■ **Задания**
A. Перепечатайте из отрывка семейных воспоминаний текст от слов «Своего папу мама» до слов «станции Череповец.» включительно.
B. Продолжите отрывок семейных воспоминаний с того места, на котором он заканчивается.

■ **Выбранный фрагмент**

______________________________

Своего папу мама помнила постоянно погруженным в работу и дома
занятого чертежами, расчетами. Он занимался, в основном, строительством.
Под его руководством было построено много железнодорожных объектов на
станции Череповец.
Мне трудно сказать, кто из домашних какое влияние оказал на маму в
ее раннем детстве. Не думаю, что отец ею много занимался. Мамина мама,
моя бабушка, дожила до 1963 года, так что ее я хорошо помню, и о ней я еще
буду писать, описывая нашу жизнь в Мяксе во время войны. До замужества
бабушка некоторое время работала гувернанткой в какой-то дворянской
семье, но после этого уже не работала, целиком занятая семьей, сначала
своей, потом маминой. И меня вырастила она. Я помню ее всегда в делах, то
с хозяйственными сумками, то у плиты. Она никогда не жила для себя.
Времена бывали тяжелые, голодные. И самой большой радостью для
бабушки было достать и принести в дом что-нибудь съедобное. И позднее,
уже в более благополучные времена, она никак не могла привыкнуть к тому,
что продукты в магазинах не исчезнут внезапно, и делала на всякий случай
объемные закупки. Приходила из магазинов радостная, хотела поделиться
своей радостью и очень огорчалась, когда ее упрекали, что она купила что-то
лишнее. Она была человеком простодушным, склонным к простосердечному
легкомыслию и беспричинной жизнерадостности. Но вообще-то жизнь не
баловала ее избытком поводов для беззаботного веселья.

______________________________

■ **Строки данных**
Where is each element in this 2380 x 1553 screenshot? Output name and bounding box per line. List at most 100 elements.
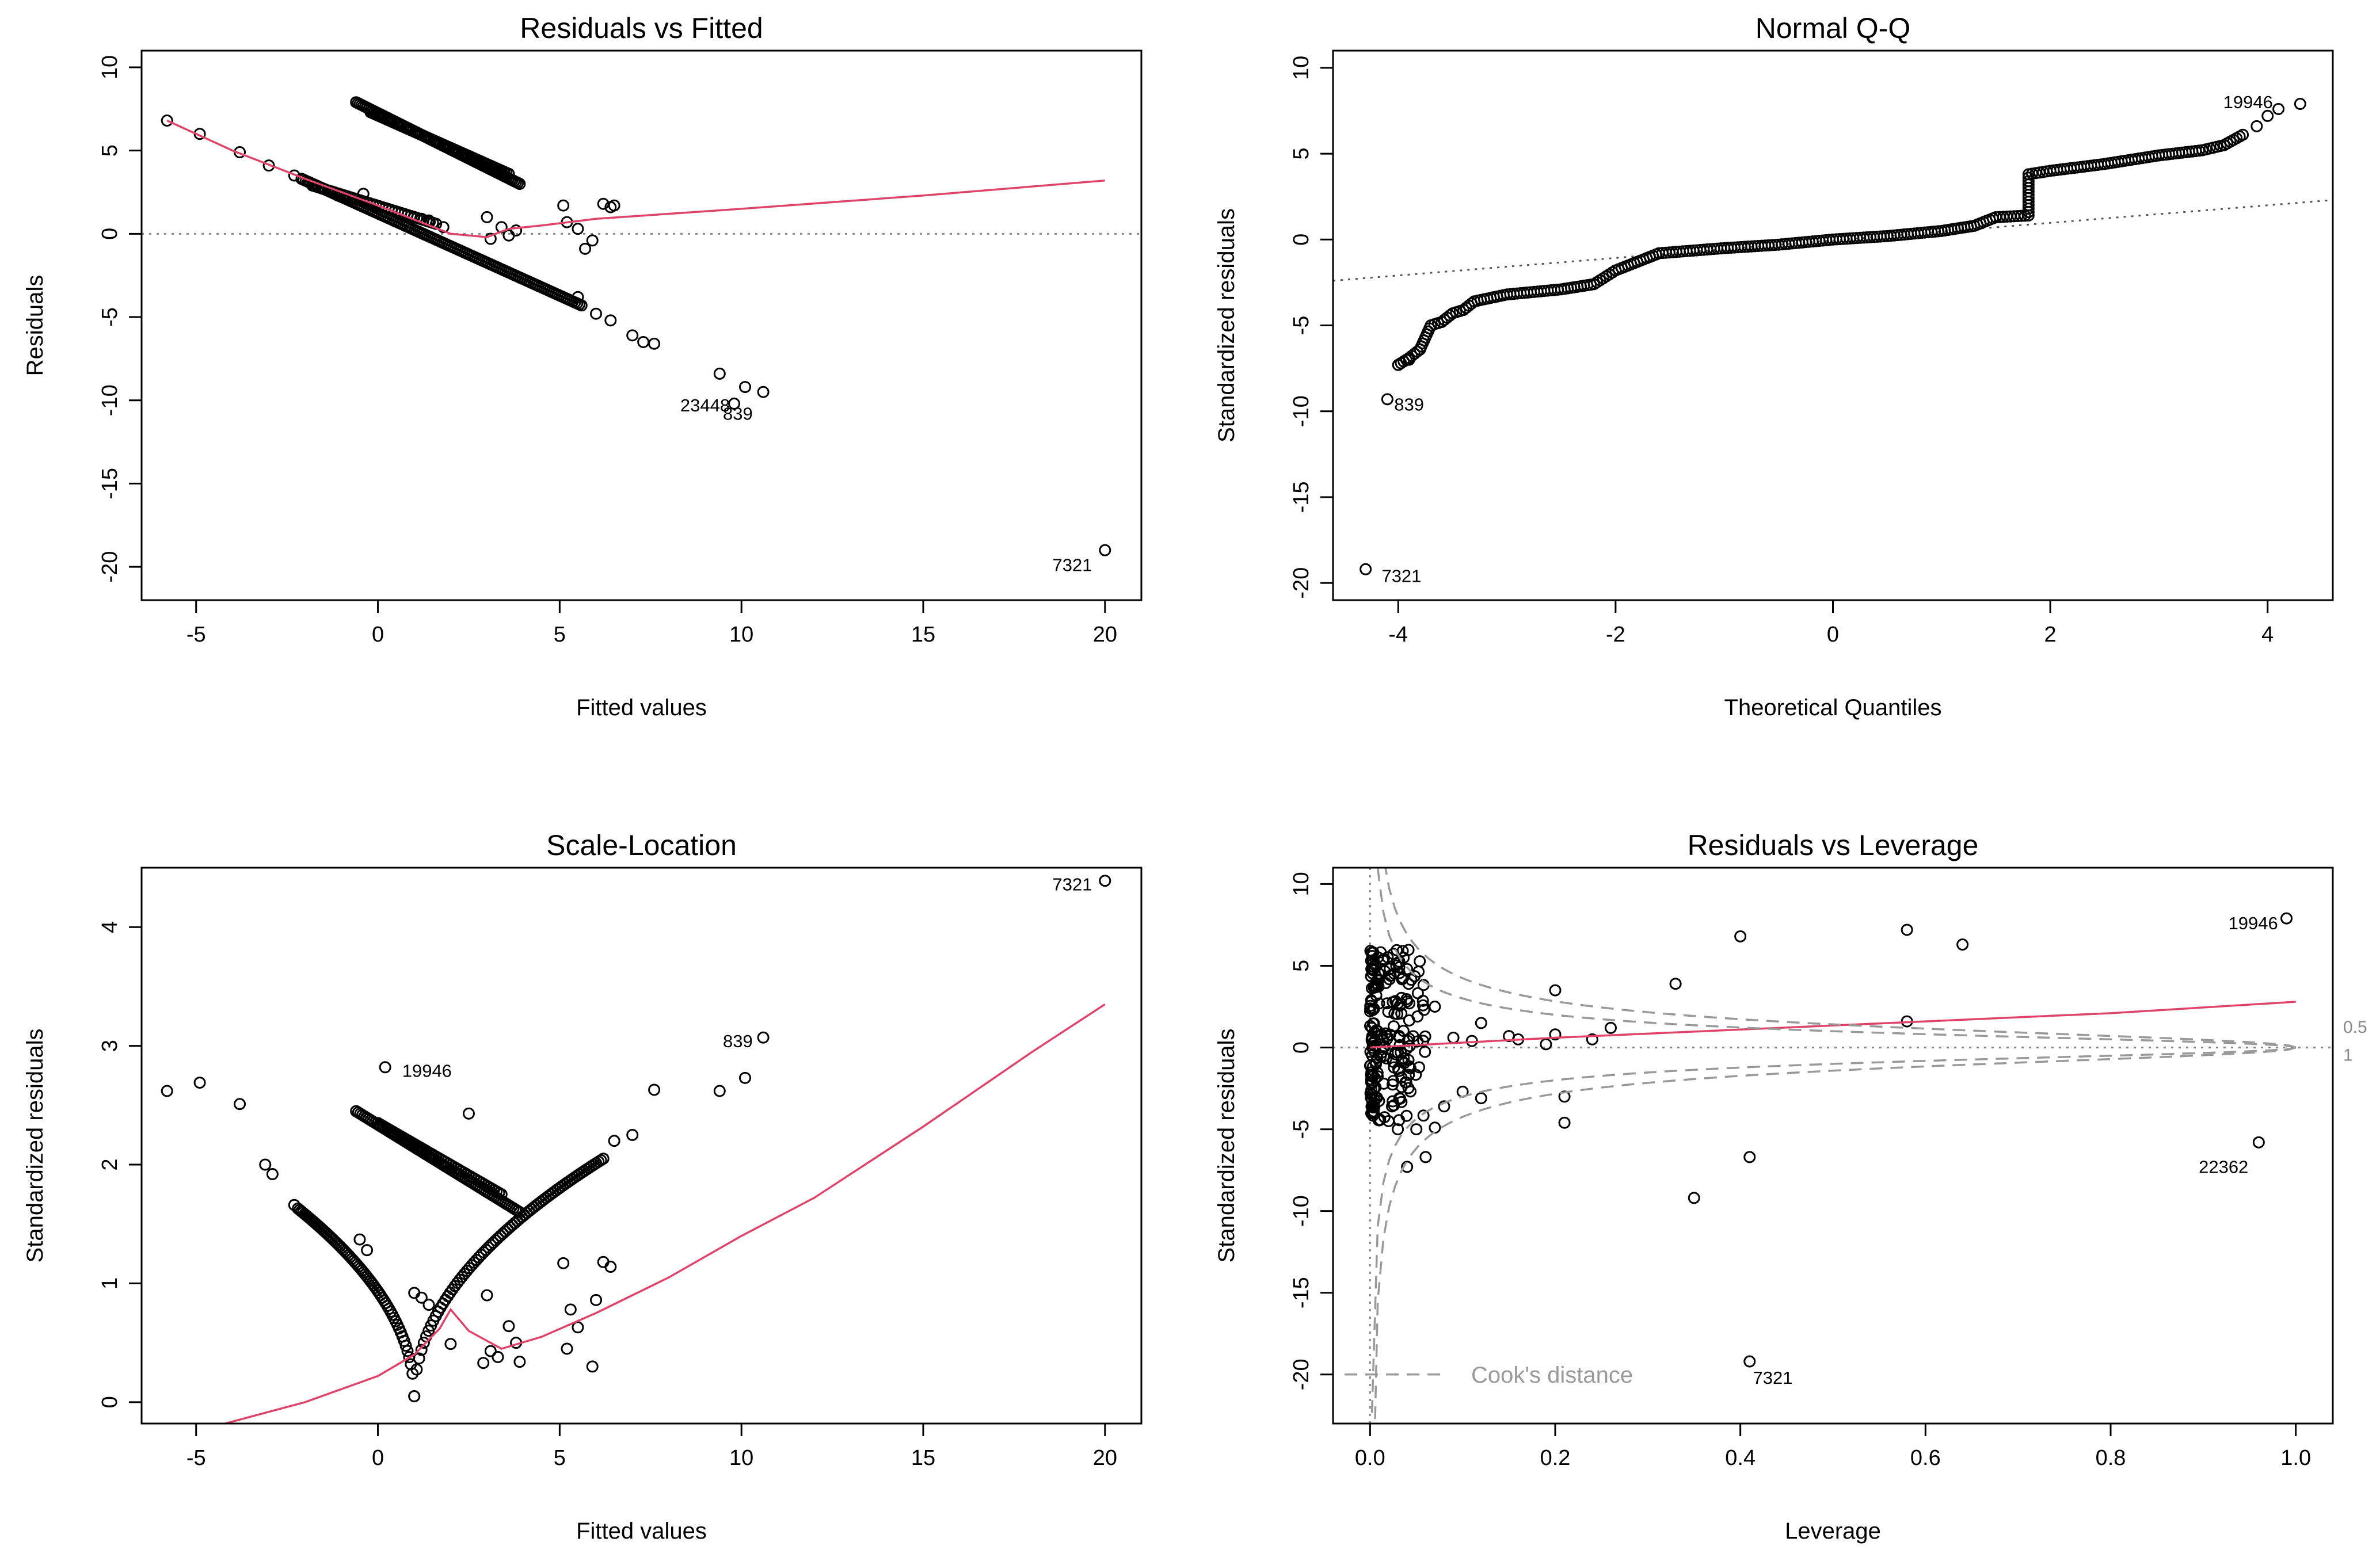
residuals-vs-fitted-point xyxy=(579,242,592,255)
residuals-vs-leverage-point xyxy=(1365,1076,1377,1089)
residuals-vs-leverage-point xyxy=(1429,1001,1441,1013)
normal-qq-y-tick-label: 0 xyxy=(1289,234,1313,246)
residuals-vs-leverage-point xyxy=(1366,957,1379,970)
residuals-vs-leverage-point xyxy=(1475,1092,1487,1105)
residuals-vs-fitted-y-tick-label: -15 xyxy=(98,468,122,499)
residuals-vs-fitted-y-tick-label: -10 xyxy=(98,384,122,416)
normal-qq-panel: Normal Q-Q-4 -2 0 2 4-20-15-10-50510Theoreti… xyxy=(1214,12,2334,720)
normal-qq-point-label: 839 xyxy=(1394,394,1424,414)
residuals-vs-leverage-legend-label: Cook's distance xyxy=(1471,1363,1633,1388)
scale-location-point xyxy=(604,1261,617,1273)
residuals-vs-leverage-x-tick-label: 1.0 xyxy=(2280,1446,2311,1470)
scale-location-point xyxy=(361,1244,374,1257)
residuals-vs-leverage-smooth-line xyxy=(1370,1001,2296,1049)
residuals-vs-fitted-x-tick-label: 0 xyxy=(372,623,384,647)
residuals-vs-leverage-point xyxy=(1743,1355,1756,1368)
residuals-vs-leverage-point xyxy=(1418,1003,1430,1016)
scale-location-panel: Scale-Location -5 0 5 10 15 20 0 1 2 3 4 Fitted valu… xyxy=(22,829,1143,1544)
residuals-vs-fitted-x-tick-label: -5 xyxy=(186,623,206,647)
scale-location-title: Scale-Location xyxy=(546,829,737,861)
normal-qq-point xyxy=(2237,128,2249,141)
residuals-vs-leverage-y-tick-label: -15 xyxy=(1289,1277,1313,1308)
residuals-vs-leverage-point xyxy=(1383,1115,1395,1127)
residuals-vs-leverage-point xyxy=(1956,938,1969,951)
residuals-vs-leverage-point xyxy=(1414,955,1426,968)
scale-location-point xyxy=(415,1344,428,1356)
residuals-vs-leverage-point xyxy=(1411,1035,1424,1048)
residuals-vs-leverage-point xyxy=(1393,1029,1406,1042)
residuals-vs-leverage-point xyxy=(1366,1037,1379,1050)
scale-location-x-tick-label: 0 xyxy=(372,1446,384,1470)
residuals-vs-leverage-point xyxy=(1368,1082,1380,1095)
scale-location-point xyxy=(513,1356,526,1368)
residuals-vs-leverage-point xyxy=(1365,1032,1378,1045)
normal-qq-title: Normal Q-Q xyxy=(1756,12,1910,44)
residuals-vs-leverage-y-tick-label: -10 xyxy=(1289,1195,1313,1227)
residuals-vs-fitted-title: Residuals vs Fitted xyxy=(520,12,763,44)
scale-location-point xyxy=(353,1233,366,1246)
residuals-vs-fitted-frame xyxy=(140,49,1143,601)
scale-location-point xyxy=(757,1031,770,1044)
residuals-vs-leverage-point xyxy=(1447,1031,1460,1044)
residuals-vs-leverage-point xyxy=(1400,1076,1412,1089)
residuals-vs-leverage-point xyxy=(1401,1161,1414,1173)
residuals-vs-leverage-point xyxy=(1419,1151,1432,1163)
scale-location-y-tick-label: 3 xyxy=(98,1040,122,1052)
residuals-vs-leverage-point xyxy=(1368,1101,1381,1113)
scale-location-point xyxy=(417,1337,430,1349)
residuals-vs-fitted-point xyxy=(728,398,741,410)
normal-qq-x-tick-label: -2 xyxy=(1606,623,1625,647)
residuals-vs-leverage-point xyxy=(1395,991,1408,1004)
residuals-vs-fitted-point xyxy=(557,199,570,212)
residuals-vs-leverage-point xyxy=(1384,1028,1396,1041)
scale-location-point xyxy=(739,1071,752,1084)
residuals-vs-leverage-point xyxy=(1373,967,1385,980)
normal-qq-y-tick-label: 10 xyxy=(1289,56,1313,80)
residuals-vs-leverage-point-label: 19946 xyxy=(2229,913,2278,933)
residuals-vs-leverage-x-tick-label: 0.4 xyxy=(1725,1446,1756,1470)
scale-location-y-tick-label: 1 xyxy=(98,1277,122,1289)
scale-location-point-label: 839 xyxy=(723,1031,753,1051)
normal-qq-point xyxy=(2250,120,2263,132)
residuals-vs-fitted-point xyxy=(648,337,661,350)
residuals-vs-fitted-y-axis-label: Residuals xyxy=(22,275,48,376)
residuals-vs-leverage-point xyxy=(1605,1021,1617,1034)
normal-qq-point xyxy=(1403,353,1415,366)
residuals-vs-fitted-y-tick-label: -5 xyxy=(98,307,122,327)
residuals-vs-leverage-point xyxy=(1384,963,1396,975)
residuals-vs-leverage-point xyxy=(1385,1100,1398,1113)
residuals-vs-leverage-point xyxy=(1388,1061,1400,1074)
residuals-vs-leverage-point xyxy=(1395,1054,1408,1067)
residuals-vs-leverage-point xyxy=(1366,1049,1379,1062)
residuals-vs-leverage-point xyxy=(1400,1109,1413,1122)
normal-qq-point xyxy=(1360,563,1372,575)
residuals-vs-fitted-point xyxy=(262,159,275,172)
residuals-vs-fitted-x-tick-label: 5 xyxy=(554,623,566,647)
scale-location-frame xyxy=(140,867,1143,1425)
residuals-vs-fitted-point xyxy=(481,211,493,223)
scale-location-x-tick-label: 20 xyxy=(1093,1446,1117,1470)
residuals-vs-fitted-x-tick-label: 20 xyxy=(1093,623,1117,647)
residuals-vs-fitted-point xyxy=(357,188,370,200)
residuals-vs-fitted-point xyxy=(626,329,639,342)
residuals-vs-leverage-plot-area xyxy=(1333,868,2333,1424)
residuals-vs-leverage-y-axis-label: Standardized residuals xyxy=(1214,1029,1239,1263)
normal-qq-y-tick-label: -5 xyxy=(1289,316,1313,335)
scale-location-point xyxy=(422,1299,435,1311)
normal-qq-y-tick-label: 5 xyxy=(1289,147,1313,159)
residuals-vs-fitted-point xyxy=(713,367,726,380)
normal-qq-y-tick-label: -20 xyxy=(1289,567,1313,599)
residuals-vs-fitted-point xyxy=(757,386,770,398)
scale-location-plot-area xyxy=(161,875,1111,1424)
normal-qq-y-axis-label: Standardized residuals xyxy=(1214,208,1239,442)
scale-location-point xyxy=(557,1257,570,1269)
normal-qq-reference-line xyxy=(1333,199,2333,282)
residuals-vs-leverage-cooks-distance-line xyxy=(1374,1046,2297,1424)
scale-location-x-tick-label: 15 xyxy=(911,1446,935,1470)
residuals-vs-leverage-point xyxy=(1392,1123,1404,1136)
scale-location-point xyxy=(561,1342,573,1355)
scale-location-smooth-line xyxy=(224,1003,1106,1424)
scale-location-point xyxy=(295,1205,307,1218)
residuals-vs-leverage-point xyxy=(1688,1192,1700,1204)
residuals-vs-fitted-panel: Residuals vs Fitted -5 0 5 10 15 20 -20 -15 -10 -5… xyxy=(22,12,1143,720)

______________________________

■ **Ответы**
A.
Своего папу мама помнила постоянно погруженным в работу и дома
занятого чертежами, расчетами. Он занимался, в основном, строительством.
Под его руководством было построено много железнодорожных объектов на
станции Череповец.

B.
Кроме родителей, в маминой семье была еще ее бабушка Александра
Афанасьевна Капутовская, урожденная Кутузова. Она жила с ними в
Череповце до своей смерти в 1924 году. Мама очень тепло о ней вспоминала.
Она, видимо, тоже, как и моя бабушка, была человеком простым,
демократичным. С ней любили поговорить железнодорожные рабочие,
которые приходили к дедушке Диме за нарядами на работу. Дело было в
первые пореволюционные годы, политические взгляды были тогда не столь
единообразными как впоследствии. Многие рабочие шли за эсерами, другие
– за большевиками. И мама помнила, что ее бабушка этих рабочих, кажется,
именно большевиков, за что-то поругивала. Те отшучивались, покуривали. И
она сама с ними курила махорку. Курить начала после смерти сына, брата
моей бабушки, который был семинаристом, а потом, кажется, протодьяконом
и умер от туберкулеза сравнительно рано, еще до революции.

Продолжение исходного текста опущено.